• **Exercise set**
[a] From the passage on vertebral compression fractures, return the text from "- Trauma: A" to "severely stooped posture." word for word.
[b] Answer these questions from the passage on vertebral compression fractures:
(i) In what part of the spine does this injury most often happen?
(ii) About how long do most vertebral fractures take to fully heal?
(iii) How long does the bone cement used in vertebroplasty take to harden?

• **Source passage**
----------------------------------------
Vertebral Compression Fracture
When a bone in the spine collapses, it is called a vertebral compression fracture. This injury most often happens in the lower part of the thoracic, or middle, section of the spine.
What causes a vertebral compression fracture?
Compression fractures usually occur because of too much pressure on the normally strong vertebrae. When the vertebral body collapses, the bone tissue on the inside is crushed or compressed.
There are several reasons that may lead to a compression fracture, including:
- Osteoporosis: Osteoporosis is a common cause of compression fractures in the spine. This disease thins and makes the bones brittle, often to the point where they are too weak to withstand normal pressure, even the pressure of everyday activities. In some cases of severe osteoporosis, the bones are so weak that simply bending forward, coughing or sneezing can cause compression fractures.
- Cancer: When cancer has spread to the spine, patients are more likely to suffer vertebral compression fractures.
- Trauma: A spinal injury can cause a sudden minor or severe fracture. A fall, forceful jump and car accident are some examples of trauma that can cause compression fractures.
What are the symptoms and complications of a vertebral compression fracture?
- In most cases, bone collapse is gradual, so pain is mild or there may be no pain at all until the bone actually breaks.
- If the fracture is trauma related, the patient will likely feel severe pain in the back, legs and possibly arms. There also may be weakness or numbness in these areas if the fracture injures a nerve in the spine.
- Increased chance of developing a kyphotic deformity (sometimes called dowager’s hump or hunchback) is a common disorder in elderly women who have osteoporosis and frequent fractures. This occurs when the front of the vertebrae collapse, creating a wedge-shaped vertebrae and a resulting severely stooped posture.
- Increased lung and breathing problems as the deformed spine puts additional pressure on the chest cavity.
- Neurological complications, such as spinal stenosis, caused by increased pressure on the spinal cord or nerve roots.
How is a vertebral compression fracture treated?
Treatment is based on the severity of symptoms.
A vertebral compression fracture generally responds well to non-surgical care while the fracture heals. Most vertebral fractures usually take about three months to fully heal. Treatment may include the following:
- Pain medications: The medications reduce pain but do not actually help to heal the fracture.
- Decreased activity: Avoiding strenuous activity or exercise, heavy lifting or anything else that puts stress on the spine is recommended. For some people, bed rest may be required.
- Bracing: A back brace, or orthosis, that keeps the patient from bending forward also supports the spine in a way that takes pressure off the fractured vertebra so it can heal.
Two minimally invasive treatments—vertebroplasty and kyphoplasty—are sometimes used to treat compression fractures. These are done on an outpatient basis or only involve a single night in the hospital. These two procedures use small incisions, so healing time is kept to a minimum.
- Vertebroplasty: A special acrylic bone cement is injected into the broken vertebra to improve strength of the bone. The cement hardens in about 10 minutes.
- Kyphoplasty: In this surgery, which is used to treat a kyphotic (hunchback) deformity, surgeons insert a needle into the damaged vertebra and then a slide a thin tube with a deflated balloon inside the broken bone. After the balloon is inflated to help restore the height of the broken vertebra, acrylic bone cement is injected into the cavity formed by the balloon to hold the vertebra at its correct height. The cement hardens in about 10 minutes.
Major spinal surgery to fix a vertebral compression fracture is rarely required and only undertaken if there is a serious instability of the spine. Spinal fusion surgery is used to eliminate motion between two vertebrae. This surgical procedure “welds” or fuses together two or more of the spine’s vertebrae to create a solid bone bridge between the bones.
----------------------------------------
[Bounding box prediction data]
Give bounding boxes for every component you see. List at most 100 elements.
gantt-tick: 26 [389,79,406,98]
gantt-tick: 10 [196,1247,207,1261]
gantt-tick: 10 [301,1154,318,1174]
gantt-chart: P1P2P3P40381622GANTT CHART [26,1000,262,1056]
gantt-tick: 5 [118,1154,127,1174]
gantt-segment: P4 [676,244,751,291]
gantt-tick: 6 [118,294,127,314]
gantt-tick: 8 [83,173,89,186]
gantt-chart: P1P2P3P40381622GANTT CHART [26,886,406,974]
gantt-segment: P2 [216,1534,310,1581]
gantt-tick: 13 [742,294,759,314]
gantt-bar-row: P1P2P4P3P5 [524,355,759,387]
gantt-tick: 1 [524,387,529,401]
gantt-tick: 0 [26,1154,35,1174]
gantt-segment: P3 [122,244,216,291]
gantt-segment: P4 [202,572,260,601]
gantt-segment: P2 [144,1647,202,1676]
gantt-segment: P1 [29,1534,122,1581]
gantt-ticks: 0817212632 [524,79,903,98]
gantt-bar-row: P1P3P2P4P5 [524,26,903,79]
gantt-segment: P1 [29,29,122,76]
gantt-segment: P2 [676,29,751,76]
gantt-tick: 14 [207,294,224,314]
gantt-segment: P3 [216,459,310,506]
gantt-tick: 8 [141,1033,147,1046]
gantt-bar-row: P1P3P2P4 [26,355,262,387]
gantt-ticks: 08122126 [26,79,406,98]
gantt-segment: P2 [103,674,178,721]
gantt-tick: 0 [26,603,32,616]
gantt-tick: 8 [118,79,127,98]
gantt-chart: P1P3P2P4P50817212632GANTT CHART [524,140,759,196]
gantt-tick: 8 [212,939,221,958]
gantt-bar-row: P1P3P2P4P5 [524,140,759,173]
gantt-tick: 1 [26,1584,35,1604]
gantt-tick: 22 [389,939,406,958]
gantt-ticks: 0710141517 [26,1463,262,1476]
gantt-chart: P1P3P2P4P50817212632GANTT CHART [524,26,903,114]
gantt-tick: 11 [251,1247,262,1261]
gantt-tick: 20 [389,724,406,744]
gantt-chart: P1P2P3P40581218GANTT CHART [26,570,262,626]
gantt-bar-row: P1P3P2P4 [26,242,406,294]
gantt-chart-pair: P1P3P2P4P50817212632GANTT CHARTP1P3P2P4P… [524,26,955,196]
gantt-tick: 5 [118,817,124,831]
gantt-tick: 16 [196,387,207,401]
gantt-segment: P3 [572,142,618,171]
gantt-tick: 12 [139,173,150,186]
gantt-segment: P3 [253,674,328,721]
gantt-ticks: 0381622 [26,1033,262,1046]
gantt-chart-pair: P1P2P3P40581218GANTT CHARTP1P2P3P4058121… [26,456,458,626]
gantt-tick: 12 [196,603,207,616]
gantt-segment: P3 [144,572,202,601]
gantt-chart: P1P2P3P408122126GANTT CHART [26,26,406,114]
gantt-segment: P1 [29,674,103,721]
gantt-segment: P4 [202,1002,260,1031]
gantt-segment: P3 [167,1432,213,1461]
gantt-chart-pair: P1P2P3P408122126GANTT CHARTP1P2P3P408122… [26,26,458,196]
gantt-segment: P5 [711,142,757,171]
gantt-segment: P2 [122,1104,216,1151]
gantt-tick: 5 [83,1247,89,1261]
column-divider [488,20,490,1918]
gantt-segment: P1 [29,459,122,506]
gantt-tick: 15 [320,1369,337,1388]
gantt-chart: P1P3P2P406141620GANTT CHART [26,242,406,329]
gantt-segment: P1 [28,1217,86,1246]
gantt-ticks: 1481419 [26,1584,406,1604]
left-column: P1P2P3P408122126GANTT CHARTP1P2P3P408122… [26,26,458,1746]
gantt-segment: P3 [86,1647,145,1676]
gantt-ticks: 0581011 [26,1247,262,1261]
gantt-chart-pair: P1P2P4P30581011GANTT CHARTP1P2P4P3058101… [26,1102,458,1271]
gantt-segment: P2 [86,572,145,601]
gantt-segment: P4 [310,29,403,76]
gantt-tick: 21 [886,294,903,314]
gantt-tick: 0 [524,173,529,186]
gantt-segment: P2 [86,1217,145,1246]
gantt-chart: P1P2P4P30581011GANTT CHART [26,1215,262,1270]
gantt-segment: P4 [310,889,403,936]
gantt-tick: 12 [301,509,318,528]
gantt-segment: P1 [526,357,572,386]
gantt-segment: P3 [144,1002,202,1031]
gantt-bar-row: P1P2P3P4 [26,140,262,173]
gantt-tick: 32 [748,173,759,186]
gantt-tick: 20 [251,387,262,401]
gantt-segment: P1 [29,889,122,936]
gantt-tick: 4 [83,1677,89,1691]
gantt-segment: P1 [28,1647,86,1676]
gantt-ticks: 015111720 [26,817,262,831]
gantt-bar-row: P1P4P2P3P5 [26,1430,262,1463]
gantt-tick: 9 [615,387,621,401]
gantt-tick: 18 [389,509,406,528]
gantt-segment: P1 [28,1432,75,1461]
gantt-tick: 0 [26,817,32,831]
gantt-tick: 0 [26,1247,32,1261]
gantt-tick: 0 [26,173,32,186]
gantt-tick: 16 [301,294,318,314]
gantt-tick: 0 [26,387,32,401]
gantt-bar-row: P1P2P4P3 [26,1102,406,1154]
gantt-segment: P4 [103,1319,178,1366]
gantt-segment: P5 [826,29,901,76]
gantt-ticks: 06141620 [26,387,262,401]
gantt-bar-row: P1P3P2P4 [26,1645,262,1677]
----------------------------------------
• **Responses per task**
[a]
- Trauma: A spinal injury can cause a sudden minor or severe fracture. A fall, forceful jump and car accident are some examples of trauma that can cause compression fractures.
What are the symptoms and complications of a vertebral compression fracture?
- In most cases, bone collapse is gradual, so pain is mild or there may be no pain at all until the bone actually breaks.
- If the fracture is trauma related, the patient will likely feel severe pain in the back, legs and possibly arms. There also may be weakness or numbness in these areas if the fracture injures a nerve in the spine.
- Increased chance of developing a kyphotic deformity (sometimes called dowager’s hump or hunchback) is a common disorder in elderly women who have osteoporosis and frequent fractures. This occurs when the front of the vertebrae collapse, creating a wedge-shaped vertebrae and a resulting severely stooped posture.

[b]
(i) The lower part of the thoracic, or middle, section of the spine
(ii) About three months
(iii) About 10 minutes